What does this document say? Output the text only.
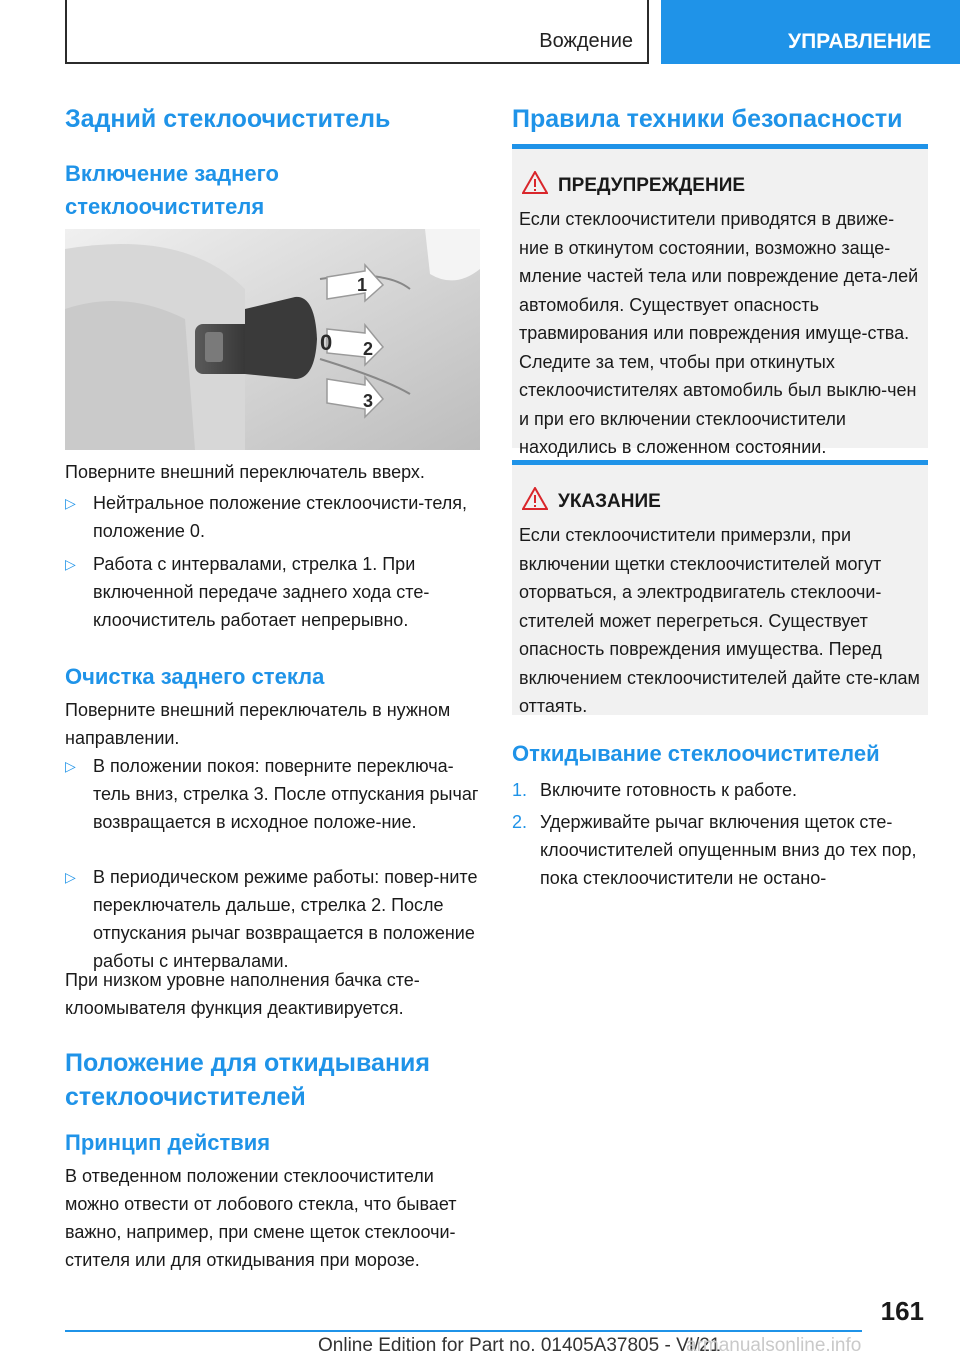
Вождение	УПРАВЛЕНИЕ
Задний стеклоочиститель
Включение заднего стеклоочистителя
0
1
2
3

Поверните внешний переключатель вверх.

▷ Нейтральное положение стеклоочисти-теля, положение 0.
▷ Работа с интервалами, стрелка 1. При включенной передаче заднего хода сте-клоочиститель работает непрерывно.
Очистка заднего стекла

Поверните внешний переключатель в нужном направлении.

▷ В положении покоя: поверните переключа-тель вниз, стрелка 3. После отпускания рычаг возвращается в исходное положе-ние.
▷ В периодическом режиме работы: повер-ните переключатель дальше, стрелка 2. После отпускания рычаг возвращается в положение работы с интервалами.

При низком уровне наполнения бачка сте-клоомывателя функция деактивируется.

Положение для откидывания стеклоочистителей
Принцип действия

В отведенном положении стеклоочистители можно отвести от лобового стекла, что бывает важно, например, при смене щеток стеклоочи-стителя или для откидывания при морозе.

Правила техники безопасности
ПРЕДУПРЕЖДЕНИЕ
Если стеклоочистители приводятся в движе-ние в откинутом состоянии, возможно заще-мление частей тела или повреждение дета-лей автомобиля. Существует опасность травмирования или повреждения имуще-ства. Следите за тем, чтобы при откинутых стеклоочистителях автомобиль был выклю-чен и при его включении стеклоочистители находились в сложенном состоянии.
УКАЗАНИЕ
Если стеклоочистители примерзли, при включении щетки стеклоочистителей могут оторваться, а электродвигатель стеклоочи-стителей может перегреться. Существует опасность повреждения имущества. Перед включением стеклоочистителей дайте сте-клам оттаять.
Откидывание стеклоочистителей
1. Включите готовность к работе.
2. Удерживайте рычаг включения щеток сте-клоочистителей опущенным вниз до тех пор, пока стеклоочистители не остано-
161
Online Edition for Part no. 01405A37805 - VI/21
armanualsonline.info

━━━━━━

__Aim__: Return only those lines of the records that contain the string "переключатель".

__The answer__:
Поверните внешний переключатель вверх.
Поверните внешний переключатель в нужном направлении.
▷ В периодическом режиме работы: повер-ните переключатель дальше, стрелка 2. После отпускания рычаг возвращается в положение работы с интервалами.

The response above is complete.